TASK GOAL: In the records that follow, locate every line with "extender" and extract it.

DATASET RECORDS:
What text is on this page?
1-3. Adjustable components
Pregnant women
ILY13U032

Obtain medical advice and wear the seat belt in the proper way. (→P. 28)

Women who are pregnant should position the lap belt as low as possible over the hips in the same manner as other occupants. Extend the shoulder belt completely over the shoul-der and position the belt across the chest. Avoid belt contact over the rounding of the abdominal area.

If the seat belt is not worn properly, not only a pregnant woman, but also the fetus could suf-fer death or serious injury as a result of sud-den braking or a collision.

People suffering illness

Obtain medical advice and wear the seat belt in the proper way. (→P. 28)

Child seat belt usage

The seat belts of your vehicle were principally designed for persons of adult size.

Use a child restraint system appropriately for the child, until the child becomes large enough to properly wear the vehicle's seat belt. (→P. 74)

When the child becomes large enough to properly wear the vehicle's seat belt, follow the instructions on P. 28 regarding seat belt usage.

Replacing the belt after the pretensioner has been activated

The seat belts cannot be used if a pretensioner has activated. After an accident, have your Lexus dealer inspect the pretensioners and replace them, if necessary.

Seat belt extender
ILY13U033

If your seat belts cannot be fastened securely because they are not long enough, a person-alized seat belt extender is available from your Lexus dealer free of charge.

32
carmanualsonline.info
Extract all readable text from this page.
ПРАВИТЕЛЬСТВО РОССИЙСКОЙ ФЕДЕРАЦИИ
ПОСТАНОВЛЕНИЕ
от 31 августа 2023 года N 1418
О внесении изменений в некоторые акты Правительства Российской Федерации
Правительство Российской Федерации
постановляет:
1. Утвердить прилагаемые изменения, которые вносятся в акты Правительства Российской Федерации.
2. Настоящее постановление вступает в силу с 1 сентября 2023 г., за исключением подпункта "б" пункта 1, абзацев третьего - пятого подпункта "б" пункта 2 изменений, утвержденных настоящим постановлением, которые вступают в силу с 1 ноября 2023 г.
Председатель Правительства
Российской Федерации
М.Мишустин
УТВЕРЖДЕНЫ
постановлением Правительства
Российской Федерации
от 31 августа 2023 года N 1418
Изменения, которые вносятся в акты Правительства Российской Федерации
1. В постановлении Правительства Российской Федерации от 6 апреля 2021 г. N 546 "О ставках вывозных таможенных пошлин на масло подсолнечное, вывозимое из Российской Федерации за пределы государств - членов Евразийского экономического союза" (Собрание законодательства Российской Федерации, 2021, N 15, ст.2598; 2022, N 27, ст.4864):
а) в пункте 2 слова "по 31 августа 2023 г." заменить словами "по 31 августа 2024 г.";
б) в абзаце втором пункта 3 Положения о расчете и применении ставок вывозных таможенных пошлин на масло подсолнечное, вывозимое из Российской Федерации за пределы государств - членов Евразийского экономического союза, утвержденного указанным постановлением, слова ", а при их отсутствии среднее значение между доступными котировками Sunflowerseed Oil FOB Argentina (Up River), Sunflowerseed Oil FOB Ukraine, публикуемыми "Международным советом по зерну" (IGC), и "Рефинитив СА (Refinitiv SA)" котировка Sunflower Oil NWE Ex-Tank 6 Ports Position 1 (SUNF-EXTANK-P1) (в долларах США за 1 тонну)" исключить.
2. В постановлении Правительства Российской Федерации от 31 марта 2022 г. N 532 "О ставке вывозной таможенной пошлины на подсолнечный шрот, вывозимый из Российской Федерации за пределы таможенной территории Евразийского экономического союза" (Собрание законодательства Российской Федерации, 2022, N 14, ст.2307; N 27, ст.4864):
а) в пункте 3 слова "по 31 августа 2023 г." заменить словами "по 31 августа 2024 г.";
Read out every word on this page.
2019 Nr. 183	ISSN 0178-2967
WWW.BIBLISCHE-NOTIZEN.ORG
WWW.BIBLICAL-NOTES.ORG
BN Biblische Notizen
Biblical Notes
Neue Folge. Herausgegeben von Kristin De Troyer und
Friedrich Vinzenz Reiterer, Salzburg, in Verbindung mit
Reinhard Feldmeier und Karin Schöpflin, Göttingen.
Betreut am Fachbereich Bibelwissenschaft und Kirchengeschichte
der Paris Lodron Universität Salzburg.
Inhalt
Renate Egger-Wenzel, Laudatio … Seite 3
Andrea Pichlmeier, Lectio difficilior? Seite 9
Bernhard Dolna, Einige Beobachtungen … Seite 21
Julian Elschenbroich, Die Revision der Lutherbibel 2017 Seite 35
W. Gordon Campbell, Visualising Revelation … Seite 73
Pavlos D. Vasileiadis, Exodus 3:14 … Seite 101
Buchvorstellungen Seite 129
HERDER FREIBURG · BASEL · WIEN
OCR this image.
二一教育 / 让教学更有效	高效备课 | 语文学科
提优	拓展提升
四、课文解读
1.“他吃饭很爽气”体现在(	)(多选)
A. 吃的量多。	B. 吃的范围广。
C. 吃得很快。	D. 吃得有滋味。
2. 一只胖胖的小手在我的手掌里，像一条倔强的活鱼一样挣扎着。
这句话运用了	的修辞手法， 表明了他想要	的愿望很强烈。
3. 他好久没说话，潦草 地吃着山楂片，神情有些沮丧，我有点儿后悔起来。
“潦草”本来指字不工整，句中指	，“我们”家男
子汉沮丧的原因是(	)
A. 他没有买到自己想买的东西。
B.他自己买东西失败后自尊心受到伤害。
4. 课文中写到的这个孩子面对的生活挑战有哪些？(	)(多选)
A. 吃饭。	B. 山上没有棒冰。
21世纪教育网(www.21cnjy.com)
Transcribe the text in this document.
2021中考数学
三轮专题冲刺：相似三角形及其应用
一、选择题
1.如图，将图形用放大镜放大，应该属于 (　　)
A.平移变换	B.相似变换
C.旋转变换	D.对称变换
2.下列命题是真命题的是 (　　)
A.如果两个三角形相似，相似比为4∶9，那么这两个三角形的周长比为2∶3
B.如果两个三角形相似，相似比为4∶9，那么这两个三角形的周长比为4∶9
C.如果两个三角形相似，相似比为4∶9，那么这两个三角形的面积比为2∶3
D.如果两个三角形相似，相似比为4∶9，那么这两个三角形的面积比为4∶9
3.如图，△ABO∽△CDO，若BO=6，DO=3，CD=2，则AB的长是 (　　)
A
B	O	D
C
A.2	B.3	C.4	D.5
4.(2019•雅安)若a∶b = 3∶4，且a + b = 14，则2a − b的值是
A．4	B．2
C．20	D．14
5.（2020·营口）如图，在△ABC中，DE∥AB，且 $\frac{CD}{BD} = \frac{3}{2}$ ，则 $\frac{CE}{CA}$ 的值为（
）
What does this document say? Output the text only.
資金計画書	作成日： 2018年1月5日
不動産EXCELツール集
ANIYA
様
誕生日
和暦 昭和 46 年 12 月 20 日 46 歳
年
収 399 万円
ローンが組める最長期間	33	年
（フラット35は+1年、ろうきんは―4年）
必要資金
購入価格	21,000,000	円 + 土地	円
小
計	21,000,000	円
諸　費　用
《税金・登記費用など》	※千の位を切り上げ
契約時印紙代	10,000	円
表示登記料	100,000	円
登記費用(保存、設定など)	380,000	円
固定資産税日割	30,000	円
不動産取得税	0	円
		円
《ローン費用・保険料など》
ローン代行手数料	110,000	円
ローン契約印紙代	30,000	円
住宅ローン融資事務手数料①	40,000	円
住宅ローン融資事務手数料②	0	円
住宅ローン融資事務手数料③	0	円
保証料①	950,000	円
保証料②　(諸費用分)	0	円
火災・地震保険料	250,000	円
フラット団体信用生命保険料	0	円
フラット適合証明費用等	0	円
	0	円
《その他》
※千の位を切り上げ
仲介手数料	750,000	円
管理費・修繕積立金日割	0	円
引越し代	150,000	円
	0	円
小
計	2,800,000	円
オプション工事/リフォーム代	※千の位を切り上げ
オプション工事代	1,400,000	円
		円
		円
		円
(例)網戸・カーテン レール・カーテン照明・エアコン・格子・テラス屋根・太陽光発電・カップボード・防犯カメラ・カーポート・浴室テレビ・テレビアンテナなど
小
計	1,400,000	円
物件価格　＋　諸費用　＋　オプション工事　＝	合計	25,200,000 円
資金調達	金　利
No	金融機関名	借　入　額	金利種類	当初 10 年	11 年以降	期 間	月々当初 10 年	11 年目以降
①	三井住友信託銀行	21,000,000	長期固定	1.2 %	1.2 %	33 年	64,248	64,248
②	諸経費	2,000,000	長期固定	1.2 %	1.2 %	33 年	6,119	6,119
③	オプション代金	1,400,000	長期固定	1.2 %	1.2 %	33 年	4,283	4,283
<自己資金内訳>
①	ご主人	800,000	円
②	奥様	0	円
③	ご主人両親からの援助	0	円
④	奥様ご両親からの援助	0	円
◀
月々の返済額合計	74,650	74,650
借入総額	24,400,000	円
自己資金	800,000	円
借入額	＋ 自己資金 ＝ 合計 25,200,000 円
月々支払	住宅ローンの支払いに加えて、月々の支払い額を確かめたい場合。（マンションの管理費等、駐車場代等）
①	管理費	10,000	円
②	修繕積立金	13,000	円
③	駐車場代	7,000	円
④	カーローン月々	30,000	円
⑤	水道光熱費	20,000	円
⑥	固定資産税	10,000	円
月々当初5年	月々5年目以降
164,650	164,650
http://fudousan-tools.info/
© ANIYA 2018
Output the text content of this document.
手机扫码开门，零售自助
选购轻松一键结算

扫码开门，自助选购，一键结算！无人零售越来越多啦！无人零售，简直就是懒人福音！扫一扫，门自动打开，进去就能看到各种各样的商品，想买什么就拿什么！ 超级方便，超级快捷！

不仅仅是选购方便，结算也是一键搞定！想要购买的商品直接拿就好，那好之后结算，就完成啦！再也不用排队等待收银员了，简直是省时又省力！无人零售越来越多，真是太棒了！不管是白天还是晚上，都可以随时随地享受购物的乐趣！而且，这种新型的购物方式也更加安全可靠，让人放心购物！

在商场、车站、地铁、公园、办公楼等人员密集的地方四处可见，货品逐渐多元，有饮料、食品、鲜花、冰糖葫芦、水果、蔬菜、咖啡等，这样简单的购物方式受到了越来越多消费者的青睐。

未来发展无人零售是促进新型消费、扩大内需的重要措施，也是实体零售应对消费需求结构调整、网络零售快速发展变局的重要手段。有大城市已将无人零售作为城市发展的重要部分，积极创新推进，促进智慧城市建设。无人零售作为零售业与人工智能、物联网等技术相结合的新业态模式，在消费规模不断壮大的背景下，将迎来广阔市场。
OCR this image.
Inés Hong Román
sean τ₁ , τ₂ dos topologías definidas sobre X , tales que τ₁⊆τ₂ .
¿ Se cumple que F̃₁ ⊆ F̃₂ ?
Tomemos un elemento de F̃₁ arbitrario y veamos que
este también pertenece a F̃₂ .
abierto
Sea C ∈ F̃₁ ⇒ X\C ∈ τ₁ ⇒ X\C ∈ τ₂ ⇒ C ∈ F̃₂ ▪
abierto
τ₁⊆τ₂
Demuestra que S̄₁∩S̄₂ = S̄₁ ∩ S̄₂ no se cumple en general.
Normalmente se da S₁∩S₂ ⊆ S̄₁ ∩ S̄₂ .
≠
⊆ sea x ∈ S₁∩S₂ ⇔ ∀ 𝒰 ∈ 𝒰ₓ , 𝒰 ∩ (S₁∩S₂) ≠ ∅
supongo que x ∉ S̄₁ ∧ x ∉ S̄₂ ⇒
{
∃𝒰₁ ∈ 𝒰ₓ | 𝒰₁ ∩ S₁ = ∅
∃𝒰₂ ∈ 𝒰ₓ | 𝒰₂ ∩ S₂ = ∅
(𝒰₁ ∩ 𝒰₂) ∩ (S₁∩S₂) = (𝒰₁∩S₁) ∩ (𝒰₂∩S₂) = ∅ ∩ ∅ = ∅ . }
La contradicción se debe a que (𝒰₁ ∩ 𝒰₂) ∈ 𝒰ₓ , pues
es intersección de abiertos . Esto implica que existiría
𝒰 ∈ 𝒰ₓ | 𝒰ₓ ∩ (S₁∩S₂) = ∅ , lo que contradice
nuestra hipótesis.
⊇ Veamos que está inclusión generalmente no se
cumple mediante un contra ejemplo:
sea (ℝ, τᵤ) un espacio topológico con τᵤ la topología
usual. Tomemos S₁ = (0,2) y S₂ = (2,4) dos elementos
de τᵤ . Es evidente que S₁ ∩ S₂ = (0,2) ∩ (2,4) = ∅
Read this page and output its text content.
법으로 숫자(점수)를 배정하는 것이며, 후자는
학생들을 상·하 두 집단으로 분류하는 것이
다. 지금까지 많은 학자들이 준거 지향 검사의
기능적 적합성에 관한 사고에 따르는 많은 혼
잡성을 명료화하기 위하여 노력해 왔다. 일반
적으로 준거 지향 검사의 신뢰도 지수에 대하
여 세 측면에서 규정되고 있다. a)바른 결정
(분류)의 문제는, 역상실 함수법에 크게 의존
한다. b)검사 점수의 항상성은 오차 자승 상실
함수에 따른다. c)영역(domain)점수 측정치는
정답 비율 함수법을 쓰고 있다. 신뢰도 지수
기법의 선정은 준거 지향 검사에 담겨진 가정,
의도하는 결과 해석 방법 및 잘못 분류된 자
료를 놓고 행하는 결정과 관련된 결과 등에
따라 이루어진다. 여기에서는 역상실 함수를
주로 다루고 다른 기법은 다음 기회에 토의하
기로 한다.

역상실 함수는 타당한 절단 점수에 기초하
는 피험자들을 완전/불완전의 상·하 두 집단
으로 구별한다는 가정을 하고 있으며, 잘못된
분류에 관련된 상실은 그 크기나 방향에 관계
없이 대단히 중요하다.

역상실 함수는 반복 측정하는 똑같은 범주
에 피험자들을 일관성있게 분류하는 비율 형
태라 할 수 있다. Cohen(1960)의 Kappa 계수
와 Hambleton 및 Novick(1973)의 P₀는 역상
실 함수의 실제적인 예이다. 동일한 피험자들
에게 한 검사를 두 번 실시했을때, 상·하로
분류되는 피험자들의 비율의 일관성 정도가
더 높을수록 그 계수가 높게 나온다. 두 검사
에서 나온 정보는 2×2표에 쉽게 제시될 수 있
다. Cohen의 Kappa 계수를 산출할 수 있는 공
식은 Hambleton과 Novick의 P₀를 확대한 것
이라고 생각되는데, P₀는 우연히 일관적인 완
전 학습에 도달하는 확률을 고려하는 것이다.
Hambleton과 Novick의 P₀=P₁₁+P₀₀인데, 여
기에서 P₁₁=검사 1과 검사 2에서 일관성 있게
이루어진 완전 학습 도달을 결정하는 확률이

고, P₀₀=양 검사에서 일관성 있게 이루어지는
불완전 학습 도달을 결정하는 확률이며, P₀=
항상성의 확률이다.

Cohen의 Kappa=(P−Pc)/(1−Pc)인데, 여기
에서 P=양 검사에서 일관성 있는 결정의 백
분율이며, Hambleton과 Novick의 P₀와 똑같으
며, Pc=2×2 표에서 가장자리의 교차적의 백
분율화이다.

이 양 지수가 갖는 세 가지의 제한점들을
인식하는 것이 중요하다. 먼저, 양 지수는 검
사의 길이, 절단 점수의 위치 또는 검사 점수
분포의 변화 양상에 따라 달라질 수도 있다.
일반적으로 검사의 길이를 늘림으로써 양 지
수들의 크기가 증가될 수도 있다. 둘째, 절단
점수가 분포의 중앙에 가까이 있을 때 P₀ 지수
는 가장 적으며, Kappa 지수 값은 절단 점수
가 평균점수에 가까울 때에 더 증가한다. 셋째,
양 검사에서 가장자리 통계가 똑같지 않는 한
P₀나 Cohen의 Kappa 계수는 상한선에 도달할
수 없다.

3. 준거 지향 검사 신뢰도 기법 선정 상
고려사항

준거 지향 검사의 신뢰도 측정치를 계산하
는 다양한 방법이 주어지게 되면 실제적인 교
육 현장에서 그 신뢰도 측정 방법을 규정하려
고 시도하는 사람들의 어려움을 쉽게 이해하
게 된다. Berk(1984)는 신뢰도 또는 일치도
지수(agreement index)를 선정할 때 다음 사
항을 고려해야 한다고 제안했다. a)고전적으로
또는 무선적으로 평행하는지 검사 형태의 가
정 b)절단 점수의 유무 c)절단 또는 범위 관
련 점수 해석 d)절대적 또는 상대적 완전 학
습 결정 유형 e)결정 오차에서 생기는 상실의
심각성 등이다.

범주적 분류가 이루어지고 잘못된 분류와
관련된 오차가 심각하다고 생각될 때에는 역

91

EXERCISE OUTPUT:
Seat belt extender
If your seat belts cannot be fastened securely because they are not long enough, a person-alized seat belt extender is available from your Lexus dealer free of charge.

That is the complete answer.